**Short task:**
Identify and pull out each line of the entries in which "this" occurs.

── Input records ──

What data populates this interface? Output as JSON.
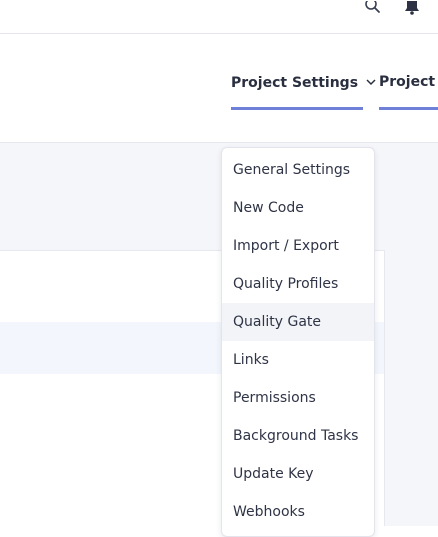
{
  "topbar": {
    "icons": [
      "search-icon",
      "bell-icon"
    ]
  },
  "nav": {
    "tabs": [
      {
        "label": "Project Settings",
        "active": true
      },
      {
        "label": "Project Information",
        "visible_text": "Project In"
      }
    ]
  },
  "dropdown": {
    "items": [
      {
        "label": "General Settings"
      },
      {
        "label": "New Code"
      },
      {
        "label": "Import / Export"
      },
      {
        "label": "Quality Profiles"
      },
      {
        "label": "Quality Gate",
        "hovered": true
      },
      {
        "label": "Links"
      },
      {
        "label": "Permissions"
      },
      {
        "label": "Background Tasks"
      },
      {
        "label": "Update Key"
      },
      {
        "label": "Webhooks"
      }
    ]
  },
  "colors": {
    "accent": "#6f80d8",
    "text": "#2a2f40",
    "background": "#f5f6fa"
  }
}
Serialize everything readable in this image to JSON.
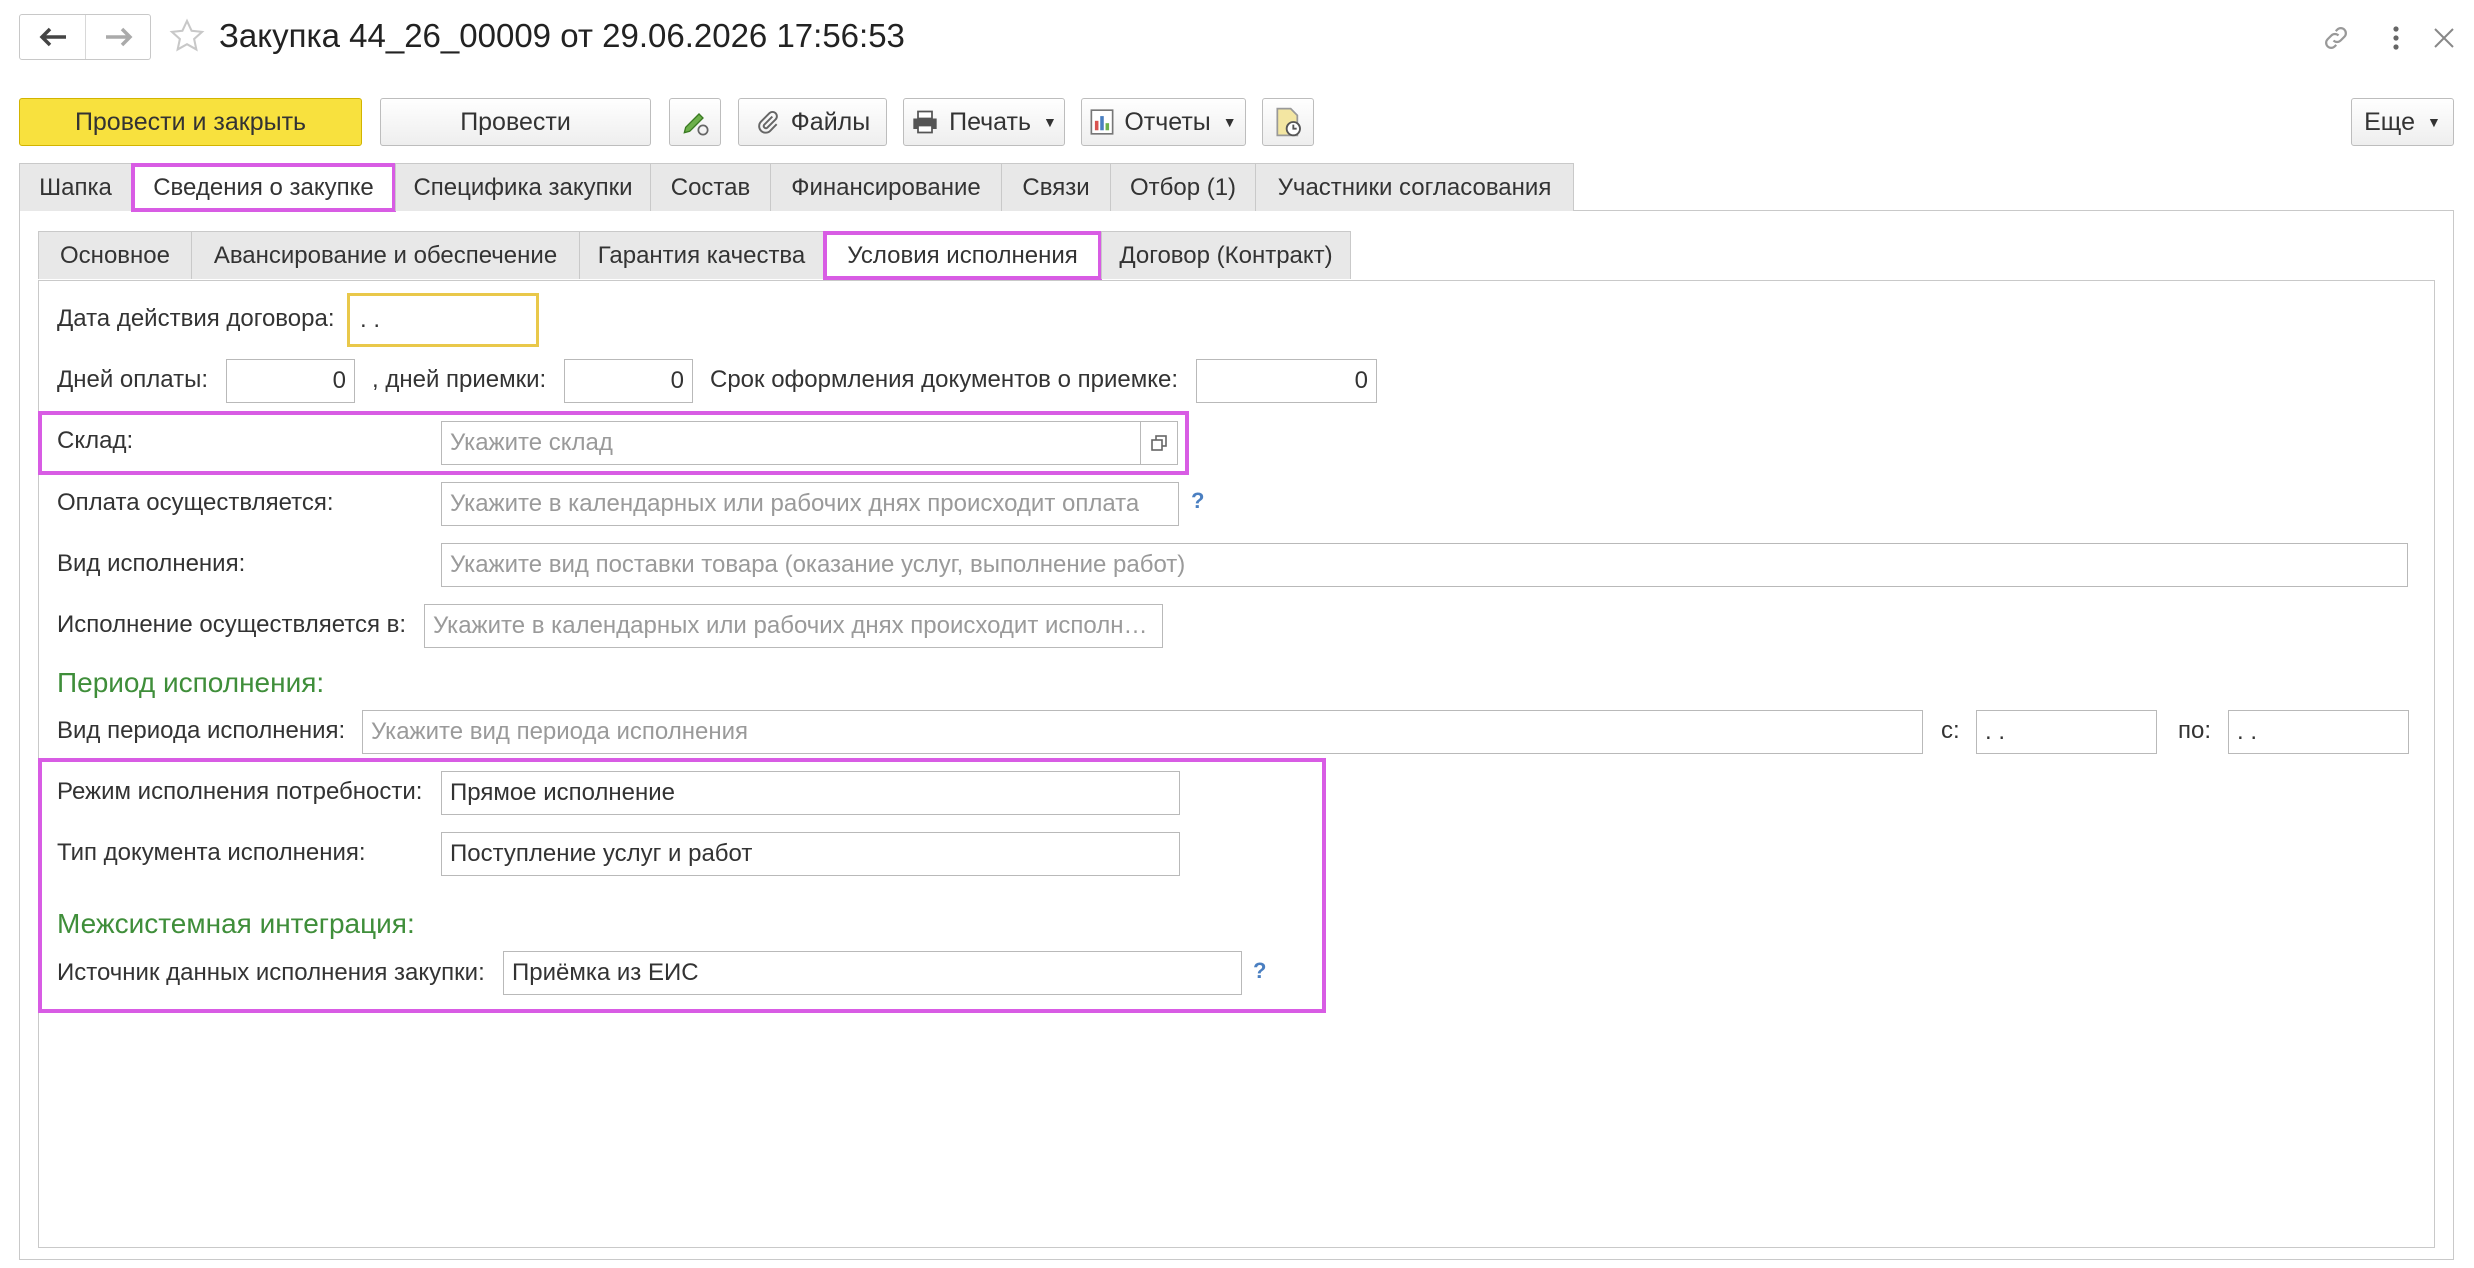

───

**Written answer:**
What data populates this interface? Output as JSON.
Serialize everything readable in this image to JSON.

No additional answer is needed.